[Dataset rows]
···

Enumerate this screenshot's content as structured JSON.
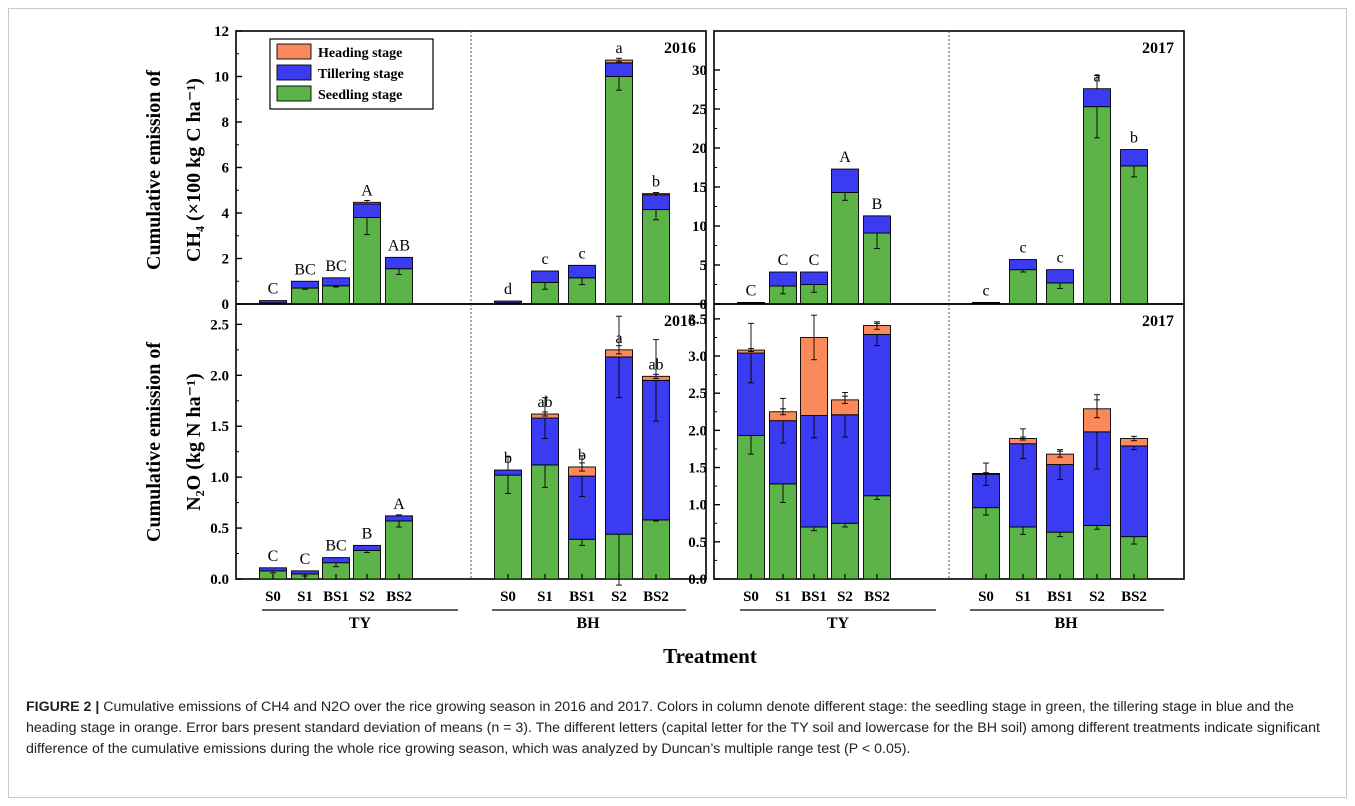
{
  "figure": {
    "x_title": "Treatment",
    "y_labels": {
      "ch4_line1": "Cumulative emission of",
      "ch4_line2": "CH4 (×100 kg C ha-1)",
      "n2o_line1": "Cumulative emission of",
      "n2o_line2": "N2O (kg N ha-1)"
    },
    "legend": [
      "Heading stage",
      "Tillering stage",
      "Seedling stage"
    ],
    "groups": [
      "TY",
      "BH"
    ],
    "colors": {
      "seedling": "#5cb348",
      "tillering": "#3b3bf2",
      "heading": "#fa8a5c"
    }
  },
  "chart_data": [
    {
      "type": "bar",
      "stacked": true,
      "panel": "CH4 2016",
      "year_label": "2016",
      "ylabel": "CH4 (×100 kg C ha-1)",
      "ylim": [
        0,
        12
      ],
      "yticks": [
        0,
        2,
        4,
        6,
        8,
        10,
        12
      ],
      "legend": [
        "Heading stage",
        "Tillering stage",
        "Seedling stage"
      ],
      "legend_position": "top-left",
      "categories": [
        "S0",
        "S1",
        "BS1",
        "S2",
        "BS2",
        "S0",
        "S1",
        "BS1",
        "S2",
        "BS2"
      ],
      "groups": [
        {
          "name": "TY",
          "categories": [
            "S0",
            "S1",
            "BS1",
            "S2",
            "BS2"
          ]
        },
        {
          "name": "BH",
          "categories": [
            "S0",
            "S1",
            "BS1",
            "S2",
            "BS2"
          ]
        }
      ],
      "series": [
        {
          "name": "Seedling stage",
          "values": [
            0.05,
            0.7,
            0.8,
            3.8,
            1.55,
            0.05,
            0.95,
            1.15,
            10.0,
            4.15
          ],
          "errors": [
            0,
            0.05,
            0.05,
            0.75,
            0.25,
            0,
            0.3,
            0.3,
            0.6,
            0.45
          ]
        },
        {
          "name": "Tillering stage",
          "values": [
            0.1,
            0.3,
            0.35,
            0.6,
            0.5,
            0.08,
            0.5,
            0.55,
            0.6,
            0.65
          ],
          "errors": [
            0,
            0,
            0,
            0,
            0,
            0,
            0,
            0,
            0,
            0
          ]
        },
        {
          "name": "Heading stage",
          "values": [
            0,
            0,
            0,
            0.07,
            0,
            0,
            0,
            0,
            0.12,
            0.05
          ],
          "errors": [
            0,
            0,
            0,
            0,
            0,
            0,
            0,
            0,
            0.08,
            0.05
          ]
        }
      ],
      "significance": [
        "C",
        "BC",
        "BC",
        "A",
        "AB",
        "d",
        "c",
        "c",
        "a",
        "b"
      ]
    },
    {
      "type": "bar",
      "stacked": true,
      "panel": "CH4 2017",
      "year_label": "2017",
      "ylabel": "CH4 (×100 kg C ha-1)",
      "ylim": [
        0,
        35
      ],
      "yticks": [
        0,
        5,
        10,
        15,
        20,
        25,
        30
      ],
      "categories": [
        "S0",
        "S1",
        "BS1",
        "S2",
        "BS2",
        "S0",
        "S1",
        "BS1",
        "S2",
        "BS2"
      ],
      "groups": [
        {
          "name": "TY",
          "categories": [
            "S0",
            "S1",
            "BS1",
            "S2",
            "BS2"
          ]
        },
        {
          "name": "BH",
          "categories": [
            "S0",
            "S1",
            "BS1",
            "S2",
            "BS2"
          ]
        }
      ],
      "series": [
        {
          "name": "Seedling stage",
          "values": [
            0.1,
            2.3,
            2.5,
            14.3,
            9.1,
            0.1,
            4.4,
            2.7,
            25.3,
            17.7
          ],
          "errors": [
            0,
            1.0,
            1.0,
            1.0,
            2.0,
            0,
            0.3,
            0.7,
            4.0,
            1.4
          ]
        },
        {
          "name": "Tillering stage",
          "values": [
            0.1,
            1.8,
            1.6,
            3.0,
            2.2,
            0.1,
            1.3,
            1.7,
            2.3,
            2.1
          ],
          "errors": [
            0,
            0,
            0,
            0,
            0,
            0,
            0,
            0,
            0,
            0
          ]
        },
        {
          "name": "Heading stage",
          "values": [
            0,
            0,
            0,
            0,
            0,
            0,
            0,
            0,
            0,
            0
          ],
          "errors": [
            0,
            0,
            0,
            0,
            0,
            0,
            0,
            0,
            0.4,
            0
          ]
        }
      ],
      "significance": [
        "C",
        "C",
        "C",
        "A",
        "B",
        "c",
        "c",
        "c",
        "a",
        "b"
      ]
    },
    {
      "type": "bar",
      "stacked": true,
      "panel": "N2O 2016",
      "year_label": "2016",
      "ylabel": "N2O (kg N ha-1)",
      "ylim": [
        0,
        2.7
      ],
      "yticks": [
        0.0,
        0.5,
        1.0,
        1.5,
        2.0,
        2.5
      ],
      "categories": [
        "S0",
        "S1",
        "BS1",
        "S2",
        "BS2",
        "S0",
        "S1",
        "BS1",
        "S2",
        "BS2"
      ],
      "groups": [
        {
          "name": "TY",
          "categories": [
            "S0",
            "S1",
            "BS1",
            "S2",
            "BS2"
          ]
        },
        {
          "name": "BH",
          "categories": [
            "S0",
            "S1",
            "BS1",
            "S2",
            "BS2"
          ]
        }
      ],
      "series": [
        {
          "name": "Seedling stage",
          "values": [
            0.08,
            0.05,
            0.16,
            0.28,
            0.57,
            1.02,
            1.12,
            0.39,
            0.44,
            0.58
          ],
          "errors": [
            0.02,
            0.02,
            0.04,
            0.02,
            0.06,
            0.18,
            0.22,
            0.06,
            0.5,
            0.01
          ]
        },
        {
          "name": "Tillering stage",
          "values": [
            0.03,
            0.03,
            0.05,
            0.05,
            0.05,
            0.05,
            0.46,
            0.62,
            1.74,
            1.37
          ],
          "errors": [
            0,
            0,
            0,
            0,
            0,
            0,
            0.2,
            0.2,
            0.4,
            0.4
          ]
        },
        {
          "name": "Heading stage",
          "values": [
            0,
            0,
            0,
            0,
            0,
            0,
            0.04,
            0.09,
            0.07,
            0.04
          ],
          "errors": [
            0,
            0,
            0,
            0,
            0,
            0,
            0.02,
            0.04,
            0.04,
            0.02
          ]
        }
      ],
      "significance": [
        "C",
        "C",
        "BC",
        "B",
        "A",
        "b",
        "ab",
        "b",
        "a",
        "ab"
      ]
    },
    {
      "type": "bar",
      "stacked": true,
      "panel": "N2O 2017",
      "year_label": "2017",
      "ylabel": "N2O (kg N ha-1)",
      "ylim": [
        0,
        3.7
      ],
      "yticks": [
        0.0,
        0.5,
        1.0,
        1.5,
        2.0,
        2.5,
        3.0,
        3.5
      ],
      "categories": [
        "S0",
        "S1",
        "BS1",
        "S2",
        "BS2",
        "S0",
        "S1",
        "BS1",
        "S2",
        "BS2"
      ],
      "groups": [
        {
          "name": "TY",
          "categories": [
            "S0",
            "S1",
            "BS1",
            "S2",
            "BS2"
          ]
        },
        {
          "name": "BH",
          "categories": [
            "S0",
            "S1",
            "BS1",
            "S2",
            "BS2"
          ]
        }
      ],
      "series": [
        {
          "name": "Seedling stage",
          "values": [
            1.93,
            1.28,
            0.7,
            0.75,
            1.12,
            0.96,
            0.7,
            0.63,
            0.72,
            0.57
          ],
          "errors": [
            0.25,
            0.25,
            0.05,
            0.05,
            0.05,
            0.1,
            0.1,
            0.06,
            0.05,
            0.1
          ]
        },
        {
          "name": "Tillering stage",
          "values": [
            1.11,
            0.85,
            1.5,
            1.46,
            2.17,
            0.45,
            1.12,
            0.91,
            1.26,
            1.22
          ],
          "errors": [
            0.4,
            0.3,
            0.3,
            0.3,
            0.15,
            0.15,
            0.2,
            0.2,
            0.5,
            0.05
          ]
        },
        {
          "name": "Heading stage",
          "values": [
            0.04,
            0.12,
            1.05,
            0.2,
            0.12,
            0.01,
            0.07,
            0.14,
            0.31,
            0.1
          ],
          "errors": [
            0.02,
            0.04,
            0.3,
            0.05,
            0.05,
            0.01,
            0.02,
            0.04,
            0.12,
            0.03
          ]
        }
      ],
      "significance": [
        "",
        "",
        "",
        "",
        "",
        "",
        "",
        "",
        "",
        ""
      ]
    }
  ],
  "caption": {
    "label": "FIGURE 2 |",
    "text": "Cumulative emissions of CH4 and N2O over the rice growing season in 2016 and 2017. Colors in column denote different stage: the seedling stage in green, the tillering stage in blue and the heading stage in orange. Error bars present standard deviation of means (n = 3). The different letters (capital letter for the TY soil and lowercase for the BH soil) among different treatments indicate significant difference of the cumulative emissions during the whole rice growing season, which was analyzed by Duncan’s multiple range test (P < 0.05)."
  }
}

···

## [STATED TASK]
Going through the records above, state how many lines carry "panel", with no other text.

## [RESPONSE TO THIS EXERCISE]
4